▶ _Collection entries_
— Start —
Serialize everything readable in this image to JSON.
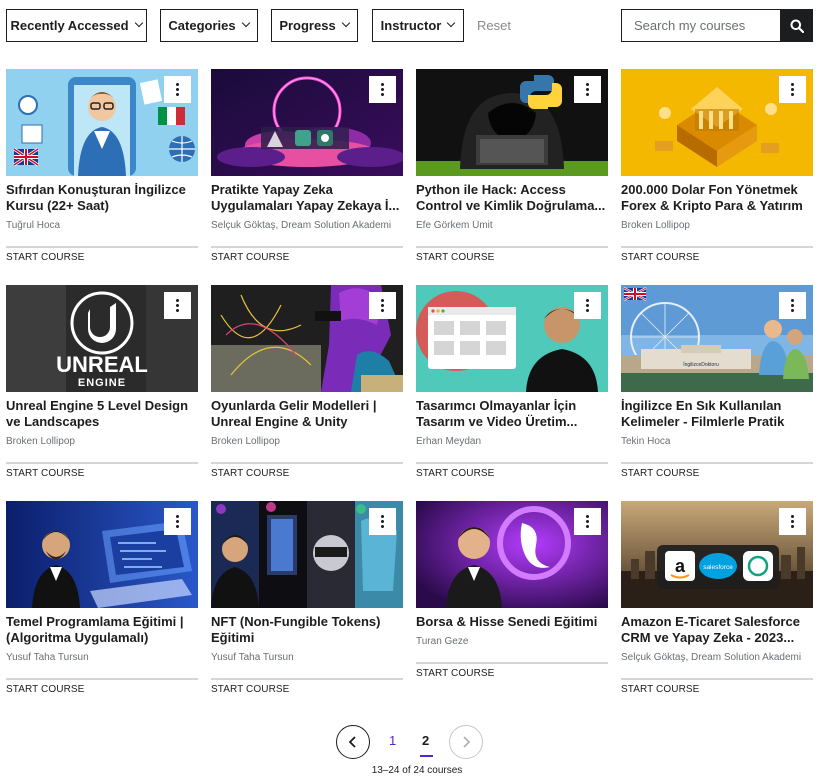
{
  "filters": {
    "recently_accessed": "Recently Accessed",
    "categories": "Categories",
    "progress": "Progress",
    "instructor": "Instructor",
    "reset": "Reset"
  },
  "search": {
    "placeholder": "Search my courses"
  },
  "courses": [
    {
      "title": "Sıfırdan Konuşturan İngilizce Kursu (22+ Saat)",
      "instructor": "Tuğrul Hoca",
      "action": "START COURSE"
    },
    {
      "title": "Pratikte Yapay Zeka Uygulamaları Yapay Zekaya İ...",
      "instructor": "Selçuk Göktaş, Dream Solution Akademi",
      "action": "START COURSE"
    },
    {
      "title": "Python ile Hack: Access Control ve Kimlik Doğrulama...",
      "instructor": "Efe Görkem Ümit",
      "action": "START COURSE"
    },
    {
      "title": "200.000 Dolar Fon Yönetmek Forex & Kripto Para & Yatırım",
      "instructor": "Broken Lollipop",
      "action": "START COURSE"
    },
    {
      "title": "Unreal Engine 5 Level Design ve Landscapes",
      "instructor": "Broken Lollipop",
      "action": "START COURSE"
    },
    {
      "title": "Oyunlarda Gelir Modelleri | Unreal Engine & Unity",
      "instructor": "Broken Lollipop",
      "action": "START COURSE"
    },
    {
      "title": "Tasarımcı Olmayanlar İçin Tasarım ve Video Üretim...",
      "instructor": "Erhan Meydan",
      "action": "START COURSE"
    },
    {
      "title": "İngilizce En Sık Kullanılan Kelimeler - Filmlerle Pratik",
      "instructor": "Tekin Hoca",
      "action": "START COURSE"
    },
    {
      "title": "Temel Programlama Eğitimi | (Algoritma Uygulamalı)",
      "instructor": "Yusuf Taha Tursun",
      "action": "START COURSE"
    },
    {
      "title": "NFT (Non-Fungible Tokens) Eğitimi",
      "instructor": "Yusuf Taha Tursun",
      "action": "START COURSE"
    },
    {
      "title": "Borsa & Hisse Senedi Eğitimi",
      "instructor": "Turan Geze",
      "action": "START COURSE"
    },
    {
      "title": "Amazon E-Ticaret Salesforce CRM ve Yapay Zeka - 2023...",
      "instructor": "Selçuk Göktaş, Dream Solution Akademi",
      "action": "START COURSE"
    }
  ],
  "thumb_text": {
    "unreal_line1": "UNREAL",
    "unreal_line2": "ENGINE",
    "ing_logo": "İngilizceDoktoru",
    "salesforce": "salesforce"
  },
  "pagination": {
    "pages": [
      "1",
      "2"
    ],
    "current": "2",
    "summary": "13–24 of 24 courses"
  },
  "colors": {
    "text": "#1c1d1f",
    "muted": "#6a6f73",
    "accent": "#5624d0",
    "border": "#d1d7dc"
  },
  "icons": {
    "search": "search-icon",
    "menu": "kebab-menu-icon",
    "prev": "chevron-left-icon",
    "next": "chevron-right-icon",
    "dropdown": "chevron-down-icon"
  }
}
— End —
▶ _TASK PROMPT_
In the lines above, find each one with "chevron" and list it.

▶ _RESULT FOR THIS EXERCISE_
    "prev": "chevron-left-icon",
    "next": "chevron-right-icon",
    "dropdown": "chevron-down-icon"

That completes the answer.